## [Input data]
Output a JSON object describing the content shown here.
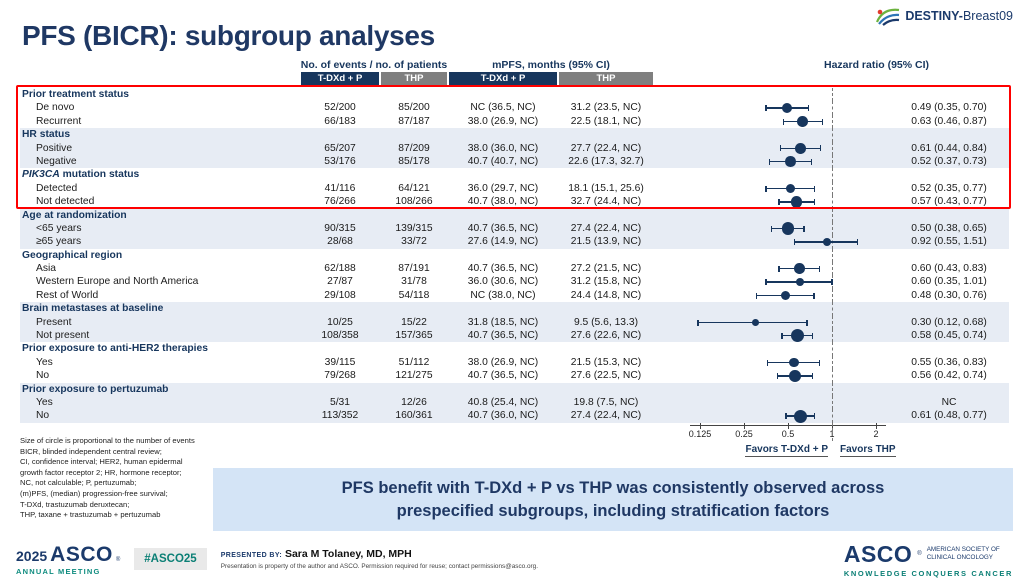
{
  "title": "PFS (BICR): subgroup analyses",
  "logo": {
    "brand_bold": "DESTINY-",
    "brand_rest": "Breast09"
  },
  "colors": {
    "navy": "#17365d",
    "header_gray": "#7f7f7f",
    "stripe": "#e7ecf4",
    "highlight_red": "#fe0000",
    "banner_bg": "#d4e4f6",
    "teal": "#0b7f75"
  },
  "table": {
    "header": {
      "events": "No. of events / no. of patients",
      "mpfs": "mPFS, months (95% CI)",
      "hazard": "Hazard ratio (95% CI)",
      "arm1": "T-DXd + P",
      "arm2": "THP"
    }
  },
  "chart_data": {
    "type": "forest",
    "xscale": "log2",
    "axis_ticks": [
      0.125,
      0.25,
      0.5,
      1,
      2
    ],
    "reference_line": 1,
    "favors_left": "Favors T-DXd + P",
    "favors_right": "Favors THP",
    "note": "Size of circle is proportional to the number of events",
    "groups": [
      {
        "label": "Prior treatment status",
        "rows": [
          {
            "label": "De novo",
            "ev1": "52/200",
            "ev2": "85/200",
            "pfs1": "NC (36.5, NC)",
            "pfs2": "31.2 (23.5, NC)",
            "hr_text": "0.49 (0.35, 0.70)",
            "hr": 0.49,
            "lo": 0.35,
            "hi": 0.7,
            "n": 137
          },
          {
            "label": "Recurrent",
            "ev1": "66/183",
            "ev2": "87/187",
            "pfs1": "38.0 (26.9, NC)",
            "pfs2": "22.5 (18.1, NC)",
            "hr_text": "0.63 (0.46, 0.87)",
            "hr": 0.63,
            "lo": 0.46,
            "hi": 0.87,
            "n": 153
          }
        ]
      },
      {
        "label": "HR status",
        "rows": [
          {
            "label": "Positive",
            "ev1": "65/207",
            "ev2": "87/209",
            "pfs1": "38.0 (36.0, NC)",
            "pfs2": "27.7 (22.4, NC)",
            "hr_text": "0.61 (0.44, 0.84)",
            "hr": 0.61,
            "lo": 0.44,
            "hi": 0.84,
            "n": 152
          },
          {
            "label": "Negative",
            "ev1": "53/176",
            "ev2": "85/178",
            "pfs1": "40.7 (40.7, NC)",
            "pfs2": "22.6 (17.3, 32.7)",
            "hr_text": "0.52 (0.37, 0.73)",
            "hr": 0.52,
            "lo": 0.37,
            "hi": 0.73,
            "n": 138
          }
        ]
      },
      {
        "label_em": "PIK3CA",
        "label": " mutation status",
        "rows": [
          {
            "label": "Detected",
            "ev1": "41/116",
            "ev2": "64/121",
            "pfs1": "36.0 (29.7, NC)",
            "pfs2": "18.1 (15.1, 25.6)",
            "hr_text": "0.52 (0.35, 0.77)",
            "hr": 0.52,
            "lo": 0.35,
            "hi": 0.77,
            "n": 105
          },
          {
            "label": "Not detected",
            "ev1": "76/266",
            "ev2": "108/266",
            "pfs1": "40.7 (38.0, NC)",
            "pfs2": "32.7 (24.4, NC)",
            "hr_text": "0.57 (0.43, 0.77)",
            "hr": 0.57,
            "lo": 0.43,
            "hi": 0.77,
            "n": 184
          }
        ]
      },
      {
        "label": "Age at randomization",
        "rows": [
          {
            "label": "<65 years",
            "ev1": "90/315",
            "ev2": "139/315",
            "pfs1": "40.7 (36.5, NC)",
            "pfs2": "27.4 (22.4, NC)",
            "hr_text": "0.50 (0.38, 0.65)",
            "hr": 0.5,
            "lo": 0.38,
            "hi": 0.65,
            "n": 229
          },
          {
            "label": "≥65 years",
            "ev1": "28/68",
            "ev2": "33/72",
            "pfs1": "27.6 (14.9, NC)",
            "pfs2": "21.5 (13.9, NC)",
            "hr_text": "0.92 (0.55, 1.51)",
            "hr": 0.92,
            "lo": 0.55,
            "hi": 1.51,
            "n": 61
          }
        ]
      },
      {
        "label": "Geographical region",
        "rows": [
          {
            "label": "Asia",
            "ev1": "62/188",
            "ev2": "87/191",
            "pfs1": "40.7 (36.5, NC)",
            "pfs2": "27.2 (21.5, NC)",
            "hr_text": "0.60 (0.43, 0.83)",
            "hr": 0.6,
            "lo": 0.43,
            "hi": 0.83,
            "n": 149
          },
          {
            "label": "Western Europe and North America",
            "ev1": "27/87",
            "ev2": "31/78",
            "pfs1": "36.0 (30.6, NC)",
            "pfs2": "31.2 (15.8, NC)",
            "hr_text": "0.60 (0.35, 1.01)",
            "hr": 0.6,
            "lo": 0.35,
            "hi": 1.01,
            "n": 58
          },
          {
            "label": "Rest of World",
            "ev1": "29/108",
            "ev2": "54/118",
            "pfs1": "NC (38.0, NC)",
            "pfs2": "24.4 (14.8, NC)",
            "hr_text": "0.48 (0.30, 0.76)",
            "hr": 0.48,
            "lo": 0.3,
            "hi": 0.76,
            "n": 83
          }
        ]
      },
      {
        "label": "Brain metastases at baseline",
        "rows": [
          {
            "label": "Present",
            "ev1": "10/25",
            "ev2": "15/22",
            "pfs1": "31.8 (18.5, NC)",
            "pfs2": "9.5 (5.6, 13.3)",
            "hr_text": "0.30 (0.12, 0.68)",
            "hr": 0.3,
            "lo": 0.12,
            "hi": 0.68,
            "n": 25
          },
          {
            "label": "Not present",
            "ev1": "108/358",
            "ev2": "157/365",
            "pfs1": "40.7 (36.5, NC)",
            "pfs2": "27.6 (22.6, NC)",
            "hr_text": "0.58 (0.45, 0.74)",
            "hr": 0.58,
            "lo": 0.45,
            "hi": 0.74,
            "n": 265
          }
        ]
      },
      {
        "label": "Prior exposure to anti-HER2 therapies",
        "rows": [
          {
            "label": "Yes",
            "ev1": "39/115",
            "ev2": "51/112",
            "pfs1": "38.0 (26.9, NC)",
            "pfs2": "21.5 (15.3, NC)",
            "hr_text": "0.55 (0.36, 0.83)",
            "hr": 0.55,
            "lo": 0.36,
            "hi": 0.83,
            "n": 90
          },
          {
            "label": "No",
            "ev1": "79/268",
            "ev2": "121/275",
            "pfs1": "40.7 (36.5, NC)",
            "pfs2": "27.6 (22.5, NC)",
            "hr_text": "0.56 (0.42, 0.74)",
            "hr": 0.56,
            "lo": 0.42,
            "hi": 0.74,
            "n": 200
          }
        ]
      },
      {
        "label": "Prior exposure to pertuzumab",
        "rows": [
          {
            "label": "Yes",
            "ev1": "5/31",
            "ev2": "12/26",
            "pfs1": "40.8 (25.4, NC)",
            "pfs2": "19.8 (7.5, NC)",
            "hr_text": "NC",
            "hr": null,
            "lo": null,
            "hi": null,
            "n": 17
          },
          {
            "label": "No",
            "ev1": "113/352",
            "ev2": "160/361",
            "pfs1": "40.7 (36.0, NC)",
            "pfs2": "27.4 (22.4, NC)",
            "hr_text": "0.61 (0.48, 0.77)",
            "hr": 0.61,
            "lo": 0.48,
            "hi": 0.77,
            "n": 273
          }
        ]
      }
    ]
  },
  "footnote": {
    "lines": [
      "Size of circle is proportional to the number of events",
      "BICR, blinded independent central review;",
      "CI, confidence interval; HER2, human epidermal",
      "growth factor receptor 2; HR, hormone receptor;",
      "NC, not calculable; P, pertuzumab;",
      "(m)PFS, (median) progression-free survival;",
      "T-DXd, trastuzumab deruxtecan;",
      "THP, taxane + trastuzumab + pertuzumab"
    ]
  },
  "banner": {
    "line1": "PFS benefit with T-DXd + P vs THP was consistently observed across",
    "line2": "prespecified subgroups, including stratification factors"
  },
  "footer": {
    "meeting_year": "2025",
    "meeting_name": "ASCO",
    "meeting_reg": "®",
    "meeting_sub": "ANNUAL MEETING",
    "hashtag": "#ASCO25",
    "presented_label": "PRESENTED BY:",
    "presenter": "Sara M Tolaney, MD, MPH",
    "disclaimer": "Presentation is property of the author and ASCO. Permission required for reuse; contact permissions@asco.org.",
    "asco_name": "ASCO",
    "asco_reg": "®",
    "asco_org1": "AMERICAN SOCIETY OF",
    "asco_org2": "CLINICAL ONCOLOGY",
    "asco_tagline": "KNOWLEDGE CONQUERS CANCER"
  }
}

## [Your assignment]
Pick out and copy the lines of the entries that hold the string "pertuzumab".

## [Answer to this problem]
        "label": "Prior exposure to pertuzumab",
      "NC, not calculable; P, pertuzumab;",
      "THP, taxane + trastuzumab + pertuzumab"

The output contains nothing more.